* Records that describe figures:
★ ★ ★

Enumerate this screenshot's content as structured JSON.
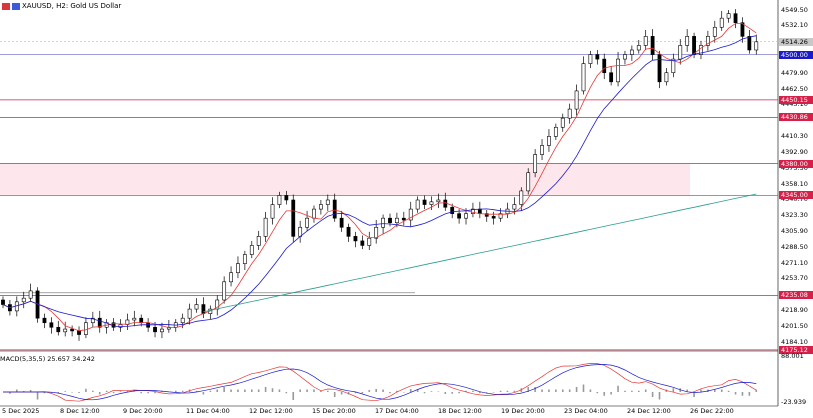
{
  "header": {
    "symbol_text": "XAUUSD, H2:  Gold US Dollar"
  },
  "price_axis": {
    "ticks": [
      {
        "label": "4549.50",
        "value": 4549.5
      },
      {
        "label": "4532.10",
        "value": 4532.1
      },
      {
        "label": "4514.70",
        "value": 4514.7
      },
      {
        "label": "4479.90",
        "value": 4479.9
      },
      {
        "label": "4462.50",
        "value": 4462.5
      },
      {
        "label": "4445.10",
        "value": 4445.1
      },
      {
        "label": "4410.30",
        "value": 4410.3
      },
      {
        "label": "4392.90",
        "value": 4392.9
      },
      {
        "label": "4375.50",
        "value": 4375.5
      },
      {
        "label": "4358.10",
        "value": 4358.1
      },
      {
        "label": "4340.70",
        "value": 4340.7
      },
      {
        "label": "4323.30",
        "value": 4323.3
      },
      {
        "label": "4305.90",
        "value": 4305.9
      },
      {
        "label": "4288.50",
        "value": 4288.5
      },
      {
        "label": "4271.10",
        "value": 4271.1
      },
      {
        "label": "4253.70",
        "value": 4253.7
      },
      {
        "label": "4218.90",
        "value": 4218.9
      },
      {
        "label": "4201.50",
        "value": 4201.5
      },
      {
        "label": "4184.10",
        "value": 4184.1
      }
    ],
    "level_labels": [
      {
        "label": "4500.00",
        "value": 4500.0,
        "color": "#1a1acc",
        "line": "#6666cc"
      },
      {
        "label": "4450.15",
        "value": 4450.15,
        "color": "#d6204a",
        "line": "#d6204a"
      },
      {
        "label": "4430.86",
        "value": 4430.86,
        "color": "#d6204a",
        "line": "#d6204a"
      },
      {
        "label": "4380.00",
        "value": 4380.0,
        "color": "#d6204a",
        "line": "#d6204a"
      },
      {
        "label": "4345.00",
        "value": 4345.0,
        "color": "#d6204a",
        "line": "#d6204a"
      },
      {
        "label": "4235.08",
        "value": 4235.08,
        "color": "#d6204a",
        "line": "#d6204a"
      },
      {
        "label": "4175.12",
        "value": 4175.12,
        "color": "#d6204a",
        "line": "#d6204a"
      }
    ],
    "current_price_label": "4514.26"
  },
  "macd": {
    "title": "MACD(5,35,5) 25.657 34.242",
    "axis_top": "88.001",
    "axis_bottom": "-23.939"
  },
  "time_axis": {
    "labels": [
      "5 Dec 2025",
      "8 Dec 12:00",
      "9 Dec 20:00",
      "11 Dec 04:00",
      "12 Dec 12:00",
      "15 Dec 20:00",
      "17 Dec 04:00",
      "18 Dec 12:00",
      "19 Dec 20:00",
      "23 Dec 04:00",
      "24 Dec 12:00",
      "26 Dec 22:00"
    ]
  },
  "chart_data": {
    "type": "candlestick",
    "title": "XAUUSD, H2: Gold US Dollar",
    "ylim": [
      4175,
      4560
    ],
    "closes": [
      4225,
      4218,
      4228,
      4232,
      4240,
      4210,
      4205,
      4200,
      4195,
      4198,
      4196,
      4192,
      4205,
      4210,
      4200,
      4205,
      4200,
      4203,
      4208,
      4210,
      4205,
      4200,
      4195,
      4198,
      4200,
      4205,
      4210,
      4220,
      4225,
      4215,
      4220,
      4230,
      4250,
      4260,
      4270,
      4280,
      4290,
      4300,
      4320,
      4335,
      4345,
      4340,
      4300,
      4310,
      4320,
      4330,
      4335,
      4340,
      4320,
      4310,
      4300,
      4295,
      4290,
      4298,
      4310,
      4320,
      4315,
      4320,
      4318,
      4330,
      4340,
      4335,
      4338,
      4340,
      4332,
      4325,
      4320,
      4325,
      4330,
      4325,
      4322,
      4320,
      4325,
      4330,
      4335,
      4350,
      4370,
      4390,
      4400,
      4410,
      4420,
      4430,
      4440,
      4460,
      4490,
      4500,
      4495,
      4480,
      4470,
      4495,
      4500,
      4505,
      4510,
      4520,
      4500,
      4470,
      4480,
      4495,
      4510,
      4520,
      4500,
      4510,
      4520,
      4530,
      4540,
      4545,
      4535,
      4520,
      4505,
      4514
    ],
    "levels": [
      4500.0,
      4450.15,
      4430.86,
      4380.0,
      4345.0,
      4235.08,
      4175.12
    ]
  }
}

★ ★ ★

* Exercise description: How many of the lines in the listing above hold the word "Dollar"? Report only that figure.

* Solution for this exercise: 2